Produce the listing below again, exactly as shown.

Rows from a dataset ::
■ ■ ■ ■ ■ ■ ■
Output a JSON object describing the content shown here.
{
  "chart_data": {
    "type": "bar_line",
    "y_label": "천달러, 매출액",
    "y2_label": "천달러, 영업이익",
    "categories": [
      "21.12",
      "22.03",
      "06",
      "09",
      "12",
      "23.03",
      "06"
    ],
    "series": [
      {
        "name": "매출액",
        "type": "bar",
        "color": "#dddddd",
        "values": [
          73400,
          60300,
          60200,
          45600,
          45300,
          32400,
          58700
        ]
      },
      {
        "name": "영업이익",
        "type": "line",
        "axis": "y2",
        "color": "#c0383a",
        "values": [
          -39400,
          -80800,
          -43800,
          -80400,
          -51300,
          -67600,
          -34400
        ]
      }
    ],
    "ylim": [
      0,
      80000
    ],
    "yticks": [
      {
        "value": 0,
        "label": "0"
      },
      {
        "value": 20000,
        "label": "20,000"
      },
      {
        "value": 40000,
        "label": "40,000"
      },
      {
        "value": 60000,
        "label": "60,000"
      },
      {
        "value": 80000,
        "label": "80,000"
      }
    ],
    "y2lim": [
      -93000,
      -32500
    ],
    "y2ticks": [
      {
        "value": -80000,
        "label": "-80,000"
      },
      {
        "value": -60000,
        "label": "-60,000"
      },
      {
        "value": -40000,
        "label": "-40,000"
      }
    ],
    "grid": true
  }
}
■ ■ ■ ■ ■ ■ ■
The result ::
Output a JSON object describing the content shown here.
{
  "chart_data": {
    "type": "bar_line",
    "y_label": "천달러, 매출액",
    "y2_label": "천달러, 영업이익",
    "categories": [
      "21.12",
      "22.03",
      "06",
      "09",
      "12",
      "23.03",
      "06"
    ],
    "series": [
      {
        "name": "매출액",
        "type": "bar",
        "color": "#dddddd",
        "values": [
          73400,
          60300,
          60200,
          45600,
          45300,
          32400,
          58700
        ]
      },
      {
        "name": "영업이익",
        "type": "line",
        "axis": "y2",
        "color": "#c0383a",
        "values": [
          -39400,
          -80800,
          -43800,
          -80400,
          -51300,
          -67600,
          -34400
        ]
      }
    ],
    "ylim": [
      0,
      80000
    ],
    "yticks": [
      {
        "value": 0,
        "label": "0"
      },
      {
        "value": 20000,
        "label": "20,000"
      },
      {
        "value": 40000,
        "label": "40,000"
      },
      {
        "value": 60000,
        "label": "60,000"
      },
      {
        "value": 80000,
        "label": "80,000"
      }
    ],
    "y2lim": [
      -93000,
      -32500
    ],
    "y2ticks": [
      {
        "value": -80000,
        "label": "-80,000"
      },
      {
        "value": -60000,
        "label": "-60,000"
      },
      {
        "value": -40000,
        "label": "-40,000"
      }
    ],
    "grid": true
  }
}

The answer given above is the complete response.